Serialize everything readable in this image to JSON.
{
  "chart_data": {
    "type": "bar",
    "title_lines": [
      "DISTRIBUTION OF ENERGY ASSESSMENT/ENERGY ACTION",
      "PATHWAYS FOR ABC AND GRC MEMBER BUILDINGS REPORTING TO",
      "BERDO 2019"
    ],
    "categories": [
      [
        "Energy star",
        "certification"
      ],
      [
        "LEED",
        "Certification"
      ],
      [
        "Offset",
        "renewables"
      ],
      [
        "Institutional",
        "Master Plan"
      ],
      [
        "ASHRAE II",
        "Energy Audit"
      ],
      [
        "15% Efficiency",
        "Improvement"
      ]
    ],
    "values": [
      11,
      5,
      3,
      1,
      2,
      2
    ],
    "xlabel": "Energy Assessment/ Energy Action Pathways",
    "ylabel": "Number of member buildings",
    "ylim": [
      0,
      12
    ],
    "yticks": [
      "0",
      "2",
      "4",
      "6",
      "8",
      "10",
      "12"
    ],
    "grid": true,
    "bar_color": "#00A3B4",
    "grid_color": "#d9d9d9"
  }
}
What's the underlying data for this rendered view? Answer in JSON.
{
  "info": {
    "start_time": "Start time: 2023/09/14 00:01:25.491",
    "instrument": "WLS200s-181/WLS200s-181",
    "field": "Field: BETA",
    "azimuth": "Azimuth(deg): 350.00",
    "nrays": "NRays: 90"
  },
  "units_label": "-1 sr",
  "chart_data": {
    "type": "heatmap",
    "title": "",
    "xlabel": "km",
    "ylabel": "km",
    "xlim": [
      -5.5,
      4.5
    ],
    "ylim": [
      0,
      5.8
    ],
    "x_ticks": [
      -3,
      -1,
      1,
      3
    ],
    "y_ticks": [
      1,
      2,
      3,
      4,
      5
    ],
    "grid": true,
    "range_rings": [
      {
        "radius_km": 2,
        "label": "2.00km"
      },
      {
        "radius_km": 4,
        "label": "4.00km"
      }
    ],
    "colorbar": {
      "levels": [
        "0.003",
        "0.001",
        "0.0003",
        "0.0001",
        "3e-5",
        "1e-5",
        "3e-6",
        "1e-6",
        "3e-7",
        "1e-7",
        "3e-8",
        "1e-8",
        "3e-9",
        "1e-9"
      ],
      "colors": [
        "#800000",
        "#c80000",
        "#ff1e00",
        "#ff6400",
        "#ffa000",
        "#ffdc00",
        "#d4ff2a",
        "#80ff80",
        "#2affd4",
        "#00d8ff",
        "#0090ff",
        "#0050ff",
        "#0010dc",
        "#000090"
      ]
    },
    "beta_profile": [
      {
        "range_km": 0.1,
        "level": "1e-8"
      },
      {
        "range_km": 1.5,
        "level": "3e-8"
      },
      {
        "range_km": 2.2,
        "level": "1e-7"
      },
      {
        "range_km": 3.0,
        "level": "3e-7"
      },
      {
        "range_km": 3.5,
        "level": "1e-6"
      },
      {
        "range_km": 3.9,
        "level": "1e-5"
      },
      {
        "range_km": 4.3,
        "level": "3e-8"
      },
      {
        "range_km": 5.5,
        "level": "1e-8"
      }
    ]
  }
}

──────────

The records above should all be quoted exactly, please.

▶ **ANSWER TO THIS PROBLEM**:
Serialize everything readable in this image to JSON.
{
  "chart_data": {
    "type": "bar",
    "title_lines": [
      "DISTRIBUTION OF ENERGY ASSESSMENT/ENERGY ACTION",
      "PATHWAYS FOR ABC AND GRC MEMBER BUILDINGS REPORTING TO",
      "BERDO 2019"
    ],
    "categories": [
      [
        "Energy star",
        "certification"
      ],
      [
        "LEED",
        "Certification"
      ],
      [
        "Offset",
        "renewables"
      ],
      [
        "Institutional",
        "Master Plan"
      ],
      [
        "ASHRAE II",
        "Energy Audit"
      ],
      [
        "15% Efficiency",
        "Improvement"
      ]
    ],
    "values": [
      11,
      5,
      3,
      1,
      2,
      2
    ],
    "xlabel": "Energy Assessment/ Energy Action Pathways",
    "ylabel": "Number of member buildings",
    "ylim": [
      0,
      12
    ],
    "yticks": [
      "0",
      "2",
      "4",
      "6",
      "8",
      "10",
      "12"
    ],
    "grid": true,
    "bar_color": "#00A3B4",
    "grid_color": "#d9d9d9"
  }
}
What's the underlying data for this rendered view? Answer in JSON.
{
  "info": {
    "start_time": "Start time: 2023/09/14 00:01:25.491",
    "instrument": "WLS200s-181/WLS200s-181",
    "field": "Field: BETA",
    "azimuth": "Azimuth(deg): 350.00",
    "nrays": "NRays: 90"
  },
  "units_label": "-1 sr",
  "chart_data": {
    "type": "heatmap",
    "title": "",
    "xlabel": "km",
    "ylabel": "km",
    "xlim": [
      -5.5,
      4.5
    ],
    "ylim": [
      0,
      5.8
    ],
    "x_ticks": [
      -3,
      -1,
      1,
      3
    ],
    "y_ticks": [
      1,
      2,
      3,
      4,
      5
    ],
    "grid": true,
    "range_rings": [
      {
        "radius_km": 2,
        "label": "2.00km"
      },
      {
        "radius_km": 4,
        "label": "4.00km"
      }
    ],
    "colorbar": {
      "levels": [
        "0.003",
        "0.001",
        "0.0003",
        "0.0001",
        "3e-5",
        "1e-5",
        "3e-6",
        "1e-6",
        "3e-7",
        "1e-7",
        "3e-8",
        "1e-8",
        "3e-9",
        "1e-9"
      ],
      "colors": [
        "#800000",
        "#c80000",
        "#ff1e00",
        "#ff6400",
        "#ffa000",
        "#ffdc00",
        "#d4ff2a",
        "#80ff80",
        "#2affd4",
        "#00d8ff",
        "#0090ff",
        "#0050ff",
        "#0010dc",
        "#000090"
      ]
    },
    "beta_profile": [
      {
        "range_km": 0.1,
        "level": "1e-8"
      },
      {
        "range_km": 1.5,
        "level": "3e-8"
      },
      {
        "range_km": 2.2,
        "level": "1e-7"
      },
      {
        "range_km": 3.0,
        "level": "3e-7"
      },
      {
        "range_km": 3.5,
        "level": "1e-6"
      },
      {
        "range_km": 3.9,
        "level": "1e-5"
      },
      {
        "range_km": 4.3,
        "level": "3e-8"
      },
      {
        "range_km": 5.5,
        "level": "1e-8"
      }
    ]
  }
}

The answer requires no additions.